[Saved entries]
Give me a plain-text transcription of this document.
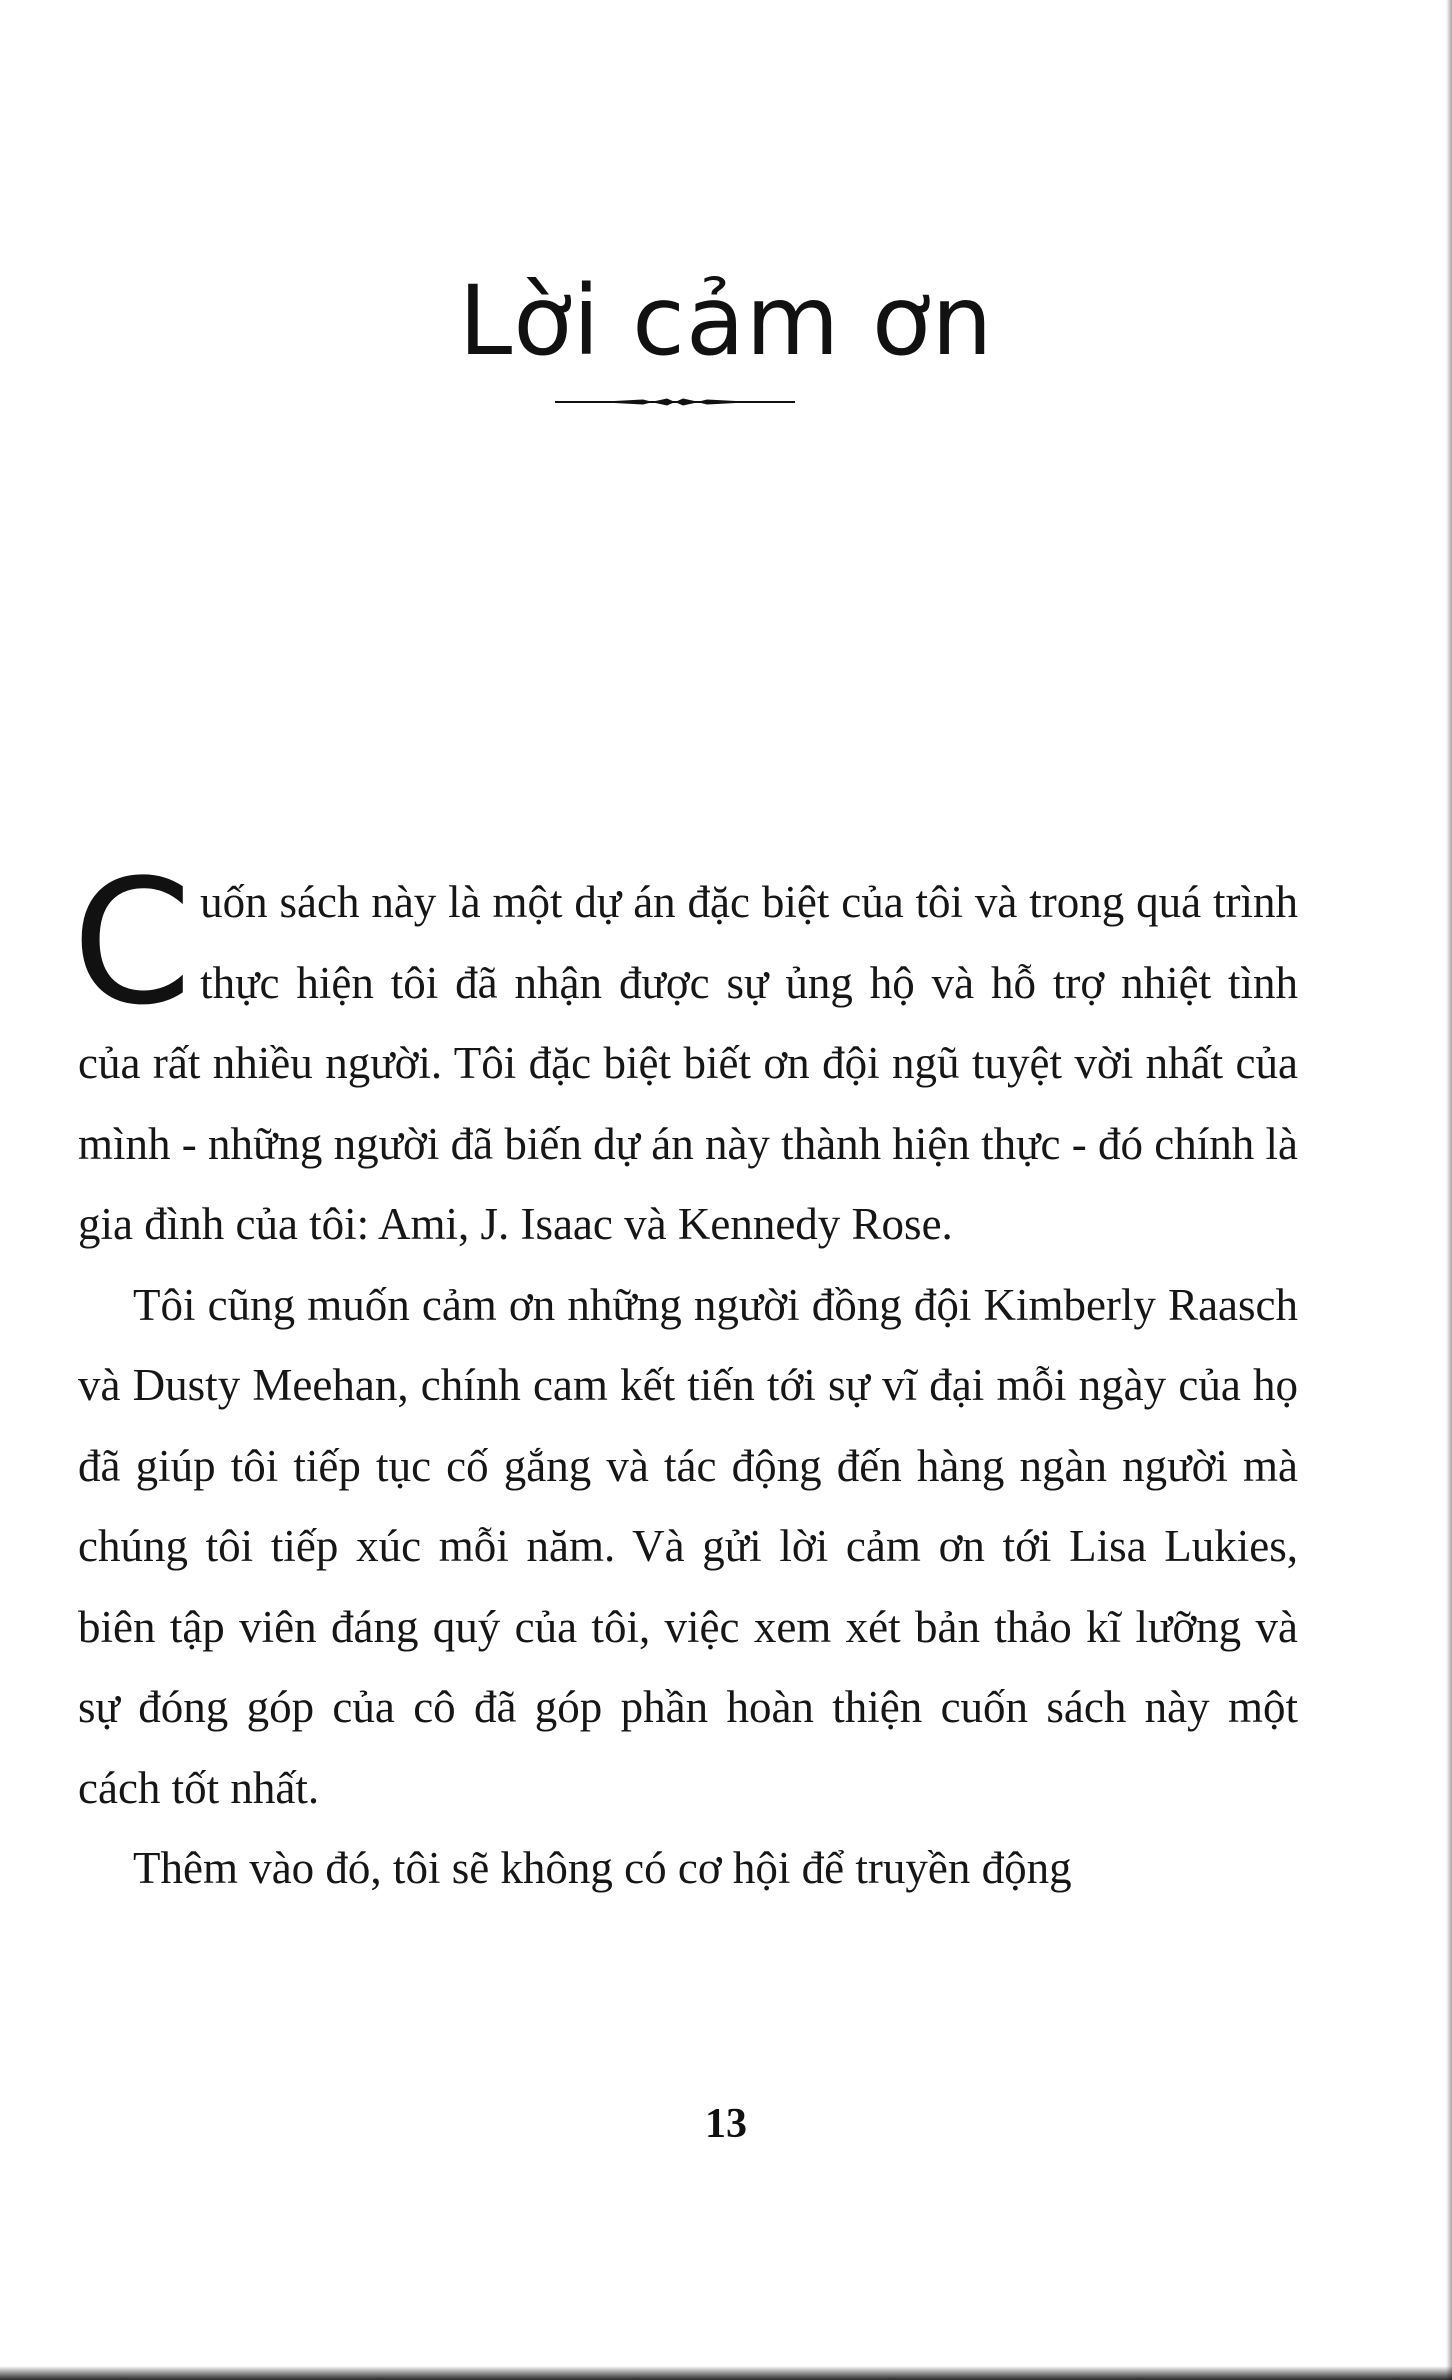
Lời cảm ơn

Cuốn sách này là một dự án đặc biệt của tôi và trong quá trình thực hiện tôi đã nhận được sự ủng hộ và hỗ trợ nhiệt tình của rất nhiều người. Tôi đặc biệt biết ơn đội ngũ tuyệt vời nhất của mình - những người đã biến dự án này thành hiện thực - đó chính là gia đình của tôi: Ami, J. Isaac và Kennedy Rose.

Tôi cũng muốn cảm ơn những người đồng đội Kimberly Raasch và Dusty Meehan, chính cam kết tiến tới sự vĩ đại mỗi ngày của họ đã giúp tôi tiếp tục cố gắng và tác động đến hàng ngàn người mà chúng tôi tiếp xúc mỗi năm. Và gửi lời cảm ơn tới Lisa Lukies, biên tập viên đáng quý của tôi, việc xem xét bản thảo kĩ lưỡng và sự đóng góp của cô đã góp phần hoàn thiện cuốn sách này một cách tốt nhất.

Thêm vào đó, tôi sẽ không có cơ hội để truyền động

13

Your instructions: Pictures don't belong in the copy. Restate all the entries exactly.

In response:
Give me a plain-text transcription of this document.
Lời cảm ơn

Cuốn sách này là một dự án đặc biệt của tôi và trong quá trình thực hiện tôi đã nhận được sự ủng hộ và hỗ trợ nhiệt tình của rất nhiều người. Tôi đặc biệt biết ơn đội ngũ tuyệt vời nhất của mình - những người đã biến dự án này thành hiện thực - đó chính là gia đình của tôi: Ami, J. Isaac và Kennedy Rose.

Tôi cũng muốn cảm ơn những người đồng đội Kimberly Raasch và Dusty Meehan, chính cam kết tiến tới sự vĩ đại mỗi ngày của họ đã giúp tôi tiếp tục cố gắng và tác động đến hàng ngàn người mà chúng tôi tiếp xúc mỗi năm. Và gửi lời cảm ơn tới Lisa Lukies, biên tập viên đáng quý của tôi, việc xem xét bản thảo kĩ lưỡng và sự đóng góp của cô đã góp phần hoàn thiện cuốn sách này một cách tốt nhất.

Thêm vào đó, tôi sẽ không có cơ hội để truyền động

13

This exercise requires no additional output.